[START Supplied records]
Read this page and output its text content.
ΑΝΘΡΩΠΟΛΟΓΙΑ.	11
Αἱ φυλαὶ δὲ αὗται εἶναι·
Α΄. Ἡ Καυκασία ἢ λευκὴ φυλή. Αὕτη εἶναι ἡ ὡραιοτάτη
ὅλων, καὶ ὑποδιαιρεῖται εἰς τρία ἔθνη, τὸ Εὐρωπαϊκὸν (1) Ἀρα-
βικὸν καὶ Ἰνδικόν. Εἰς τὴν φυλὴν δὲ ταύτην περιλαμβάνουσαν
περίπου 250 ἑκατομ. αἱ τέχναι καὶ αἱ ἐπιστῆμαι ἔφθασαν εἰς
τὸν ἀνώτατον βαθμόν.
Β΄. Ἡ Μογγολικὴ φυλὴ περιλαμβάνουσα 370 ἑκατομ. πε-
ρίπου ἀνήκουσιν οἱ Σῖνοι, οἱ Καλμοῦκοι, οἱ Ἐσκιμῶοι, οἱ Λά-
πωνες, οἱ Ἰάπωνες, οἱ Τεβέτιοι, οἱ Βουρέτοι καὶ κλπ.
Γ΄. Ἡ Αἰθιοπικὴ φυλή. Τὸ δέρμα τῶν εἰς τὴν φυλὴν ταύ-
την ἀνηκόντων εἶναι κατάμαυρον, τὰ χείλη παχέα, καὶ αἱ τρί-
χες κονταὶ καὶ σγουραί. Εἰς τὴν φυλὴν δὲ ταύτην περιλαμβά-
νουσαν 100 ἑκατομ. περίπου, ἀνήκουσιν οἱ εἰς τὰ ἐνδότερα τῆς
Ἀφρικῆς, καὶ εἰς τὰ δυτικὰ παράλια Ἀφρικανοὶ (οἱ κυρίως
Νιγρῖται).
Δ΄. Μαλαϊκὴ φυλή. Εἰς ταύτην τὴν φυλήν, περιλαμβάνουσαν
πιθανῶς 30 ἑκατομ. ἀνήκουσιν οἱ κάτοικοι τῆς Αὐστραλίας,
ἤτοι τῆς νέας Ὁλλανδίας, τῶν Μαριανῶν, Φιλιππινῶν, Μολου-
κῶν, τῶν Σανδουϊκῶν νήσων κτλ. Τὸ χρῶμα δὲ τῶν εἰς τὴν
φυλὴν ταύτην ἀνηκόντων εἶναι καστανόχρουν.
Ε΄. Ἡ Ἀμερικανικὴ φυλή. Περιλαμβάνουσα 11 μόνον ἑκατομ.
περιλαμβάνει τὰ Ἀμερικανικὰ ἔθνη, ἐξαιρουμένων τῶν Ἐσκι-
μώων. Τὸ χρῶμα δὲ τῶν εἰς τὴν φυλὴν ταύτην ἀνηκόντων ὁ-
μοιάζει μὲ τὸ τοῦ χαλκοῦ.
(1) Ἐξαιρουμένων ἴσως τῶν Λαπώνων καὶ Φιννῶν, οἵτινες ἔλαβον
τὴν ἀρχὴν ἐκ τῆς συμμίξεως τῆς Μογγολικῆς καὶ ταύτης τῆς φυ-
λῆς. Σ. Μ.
[END Supplied records]
Hand back the material above in full, exactly as written.

### [Answer to the exercise]
Read this page and output its text content.
ΑΝΘΡΩΠΟΛΟΓΙΑ.	11
Αἱ φυλαὶ δὲ αὗται εἶναι·
Α΄. Ἡ Καυκασία ἢ λευκὴ φυλή. Αὕτη εἶναι ἡ ὡραιοτάτη
ὅλων, καὶ ὑποδιαιρεῖται εἰς τρία ἔθνη, τὸ Εὐρωπαϊκὸν (1) Ἀρα-
βικὸν καὶ Ἰνδικόν. Εἰς τὴν φυλὴν δὲ ταύτην περιλαμβάνουσαν
περίπου 250 ἑκατομ. αἱ τέχναι καὶ αἱ ἐπιστῆμαι ἔφθασαν εἰς
τὸν ἀνώτατον βαθμόν.
Β΄. Ἡ Μογγολικὴ φυλὴ περιλαμβάνουσα 370 ἑκατομ. πε-
ρίπου ἀνήκουσιν οἱ Σῖνοι, οἱ Καλμοῦκοι, οἱ Ἐσκιμῶοι, οἱ Λά-
πωνες, οἱ Ἰάπωνες, οἱ Τεβέτιοι, οἱ Βουρέτοι καὶ κλπ.
Γ΄. Ἡ Αἰθιοπικὴ φυλή. Τὸ δέρμα τῶν εἰς τὴν φυλὴν ταύ-
την ἀνηκόντων εἶναι κατάμαυρον, τὰ χείλη παχέα, καὶ αἱ τρί-
χες κονταὶ καὶ σγουραί. Εἰς τὴν φυλὴν δὲ ταύτην περιλαμβά-
νουσαν 100 ἑκατομ. περίπου, ἀνήκουσιν οἱ εἰς τὰ ἐνδότερα τῆς
Ἀφρικῆς, καὶ εἰς τὰ δυτικὰ παράλια Ἀφρικανοὶ (οἱ κυρίως
Νιγρῖται).
Δ΄. Μαλαϊκὴ φυλή. Εἰς ταύτην τὴν φυλήν, περιλαμβάνουσαν
πιθανῶς 30 ἑκατομ. ἀνήκουσιν οἱ κάτοικοι τῆς Αὐστραλίας,
ἤτοι τῆς νέας Ὁλλανδίας, τῶν Μαριανῶν, Φιλιππινῶν, Μολου-
κῶν, τῶν Σανδουϊκῶν νήσων κτλ. Τὸ χρῶμα δὲ τῶν εἰς τὴν
φυλὴν ταύτην ἀνηκόντων εἶναι καστανόχρουν.
Ε΄. Ἡ Ἀμερικανικὴ φυλή. Περιλαμβάνουσα 11 μόνον ἑκατομ.
περιλαμβάνει τὰ Ἀμερικανικὰ ἔθνη, ἐξαιρουμένων τῶν Ἐσκι-
μώων. Τὸ χρῶμα δὲ τῶν εἰς τὴν φυλὴν ταύτην ἀνηκόντων ὁ-
μοιάζει μὲ τὸ τοῦ χαλκοῦ.
(1) Ἐξαιρουμένων ἴσως τῶν Λαπώνων καὶ Φιννῶν, οἵτινες ἔλαβον
τὴν ἀρχὴν ἐκ τῆς συμμίξεως τῆς Μογγολικῆς καὶ ταύτης τῆς φυ-
λῆς. Σ. Μ.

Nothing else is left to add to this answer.